_Task to carry out_
The material below should be written out in full and exactly; pictures stay out of the copy.

_Material shown_

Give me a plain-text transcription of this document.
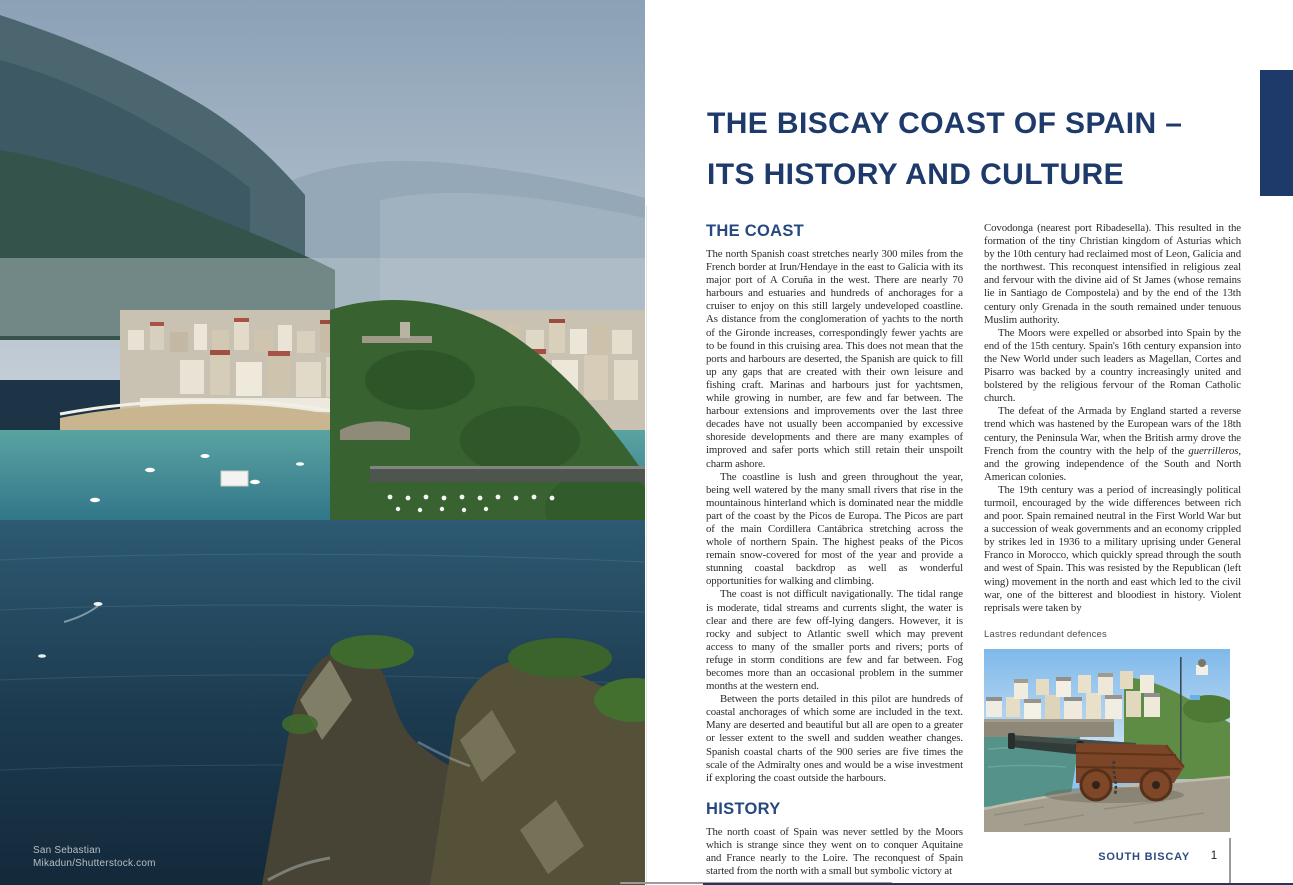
San Sebastian
Mikadun/Shutterstock.com
THE BISCAY COAST OF SPAIN –
ITS HISTORY AND CULTURE
THE COAST

The north Spanish coast stretches nearly 300 miles from the French border at Irun/Hendaye in the east to Galicia with its major port of A Coruña in the west. There are nearly 70 harbours and estuaries and hundreds of anchorages for a cruiser to enjoy on this still largely undeveloped coastline. As distance from the conglomeration of yachts to the north of the Gironde increases, correspondingly fewer yachts are to be found in this cruising area. This does not mean that the ports and harbours are deserted, the Spanish are quick to fill up any gaps that are created with their own leisure and fishing craft. Marinas and harbours just for yachtsmen, while growing in number, are few and far between. The harbour extensions and improvements over the last three decades have not usually been accompanied by excessive shoreside developments and there are many examples of improved and safer ports which still retain their unspoilt charm ashore.

The coastline is lush and green throughout the year, being well watered by the many small rivers that rise in the mountainous hinterland which is dominated near the middle part of the coast by the Picos de Europa. The Picos are part of the main Cordillera Cantábrica stretching across the whole of northern Spain. The highest peaks of the Picos remain snow-covered for most of the year and provide a stunning coastal backdrop as well as wonderful opportunities for walking and climbing.

The coast is not difficult navigationally. The tidal range is moderate, tidal streams and currents slight, the water is clear and there are few off-lying dangers. However, it is rocky and subject to Atlantic swell which may prevent access to many of the smaller ports and rivers; ports of refuge in storm conditions are few and far between. Fog becomes more than an occasional problem in the summer months at the western end.

Between the ports detailed in this pilot are hundreds of coastal anchorages of which some are included in the text. Many are deserted and beautiful but all are open to a greater or lesser extent to the swell and sudden weather changes. Spanish coastal charts of the 900 series are five times the scale of the Admiralty ones and would be a wise investment if exploring the coast outside the harbours.

HISTORY

The north coast of Spain was never settled by the Moors which is strange since they went on to conquer Aquitaine and France nearly to the Loire. The reconquest of Spain started from the north with a small but symbolic victory at

Covodonga (nearest port Ribadesella). This resulted in the formation of the tiny Christian kingdom of Asturias which by the 10th century had reclaimed most of Leon, Galicia and the northwest. This reconquest intensified in religious zeal and fervour with the divine aid of St James (whose remains lie in Santiago de Compostela) and by the end of the 13th century only Grenada in the south remained under tenuous Muslim authority.

The Moors were expelled or absorbed into Spain by the end of the 15th century. Spain's 16th century expansion into the New World under such leaders as Magellan, Cortes and Pisarro was backed by a country increasingly united and bolstered by the religious fervour of the Roman Catholic church.

The defeat of the Armada by England started a reverse trend which was hastened by the European wars of the 18th century, the Peninsula War, when the British army drove the French from the country with the help of the guerrilleros, and the growing independence of the South and North American colonies.

The 19th century was a period of increasingly political turmoil, encouraged by the wide differences between rich and poor. Spain remained neutral in the First World War but a succession of weak governments and an economy crippled by strikes led in 1936 to a military uprising under General Franco in Morocco, which quickly spread through the south and west of Spain. This was resisted by the Republican (left wing) movement in the north and east which led to the civil war, one of the bitterest and bloodiest in history. Violent reprisals were taken by

Lastres redundant defences

SOUTH BISCAY	1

_The solution_
Give me a plain-text transcription of this document.
San Sebastian
Mikadun/Shutterstock.com
THE BISCAY COAST OF SPAIN –
ITS HISTORY AND CULTURE
THE COAST

The north Spanish coast stretches nearly 300 miles from the French border at Irun/Hendaye in the east to Galicia with its major port of A Coruña in the west. There are nearly 70 harbours and estuaries and hundreds of anchorages for a cruiser to enjoy on this still largely undeveloped coastline. As distance from the conglomeration of yachts to the north of the Gironde increases, correspondingly fewer yachts are to be found in this cruising area. This does not mean that the ports and harbours are deserted, the Spanish are quick to fill up any gaps that are created with their own leisure and fishing craft. Marinas and harbours just for yachtsmen, while growing in number, are few and far between. The harbour extensions and improvements over the last three decades have not usually been accompanied by excessive shoreside developments and there are many examples of improved and safer ports which still retain their unspoilt charm ashore.

The coastline is lush and green throughout the year, being well watered by the many small rivers that rise in the mountainous hinterland which is dominated near the middle part of the coast by the Picos de Europa. The Picos are part of the main Cordillera Cantábrica stretching across the whole of northern Spain. The highest peaks of the Picos remain snow-covered for most of the year and provide a stunning coastal backdrop as well as wonderful opportunities for walking and climbing.

The coast is not difficult navigationally. The tidal range is moderate, tidal streams and currents slight, the water is clear and there are few off-lying dangers. However, it is rocky and subject to Atlantic swell which may prevent access to many of the smaller ports and rivers; ports of refuge in storm conditions are few and far between. Fog becomes more than an occasional problem in the summer months at the western end.

Between the ports detailed in this pilot are hundreds of coastal anchorages of which some are included in the text. Many are deserted and beautiful but all are open to a greater or lesser extent to the swell and sudden weather changes. Spanish coastal charts of the 900 series are five times the scale of the Admiralty ones and would be a wise investment if exploring the coast outside the harbours.

HISTORY

The north coast of Spain was never settled by the Moors which is strange since they went on to conquer Aquitaine and France nearly to the Loire. The reconquest of Spain started from the north with a small but symbolic victory at

Covodonga (nearest port Ribadesella). This resulted in the formation of the tiny Christian kingdom of Asturias which by the 10th century had reclaimed most of Leon, Galicia and the northwest. This reconquest intensified in religious zeal and fervour with the divine aid of St James (whose remains lie in Santiago de Compostela) and by the end of the 13th century only Grenada in the south remained under tenuous Muslim authority.

The Moors were expelled or absorbed into Spain by the end of the 15th century. Spain's 16th century expansion into the New World under such leaders as Magellan, Cortes and Pisarro was backed by a country increasingly united and bolstered by the religious fervour of the Roman Catholic church.

The defeat of the Armada by England started a reverse trend which was hastened by the European wars of the 18th century, the Peninsula War, when the British army drove the French from the country with the help of the guerrilleros, and the growing independence of the South and North American colonies.

The 19th century was a period of increasingly political turmoil, encouraged by the wide differences between rich and poor. Spain remained neutral in the First World War but a succession of weak governments and an economy crippled by strikes led in 1936 to a military uprising under General Franco in Morocco, which quickly spread through the south and west of Spain. This was resisted by the Republican (left wing) movement in the north and east which led to the civil war, one of the bitterest and bloodiest in history. Violent reprisals were taken by

Lastres redundant defences

SOUTH BISCAY	1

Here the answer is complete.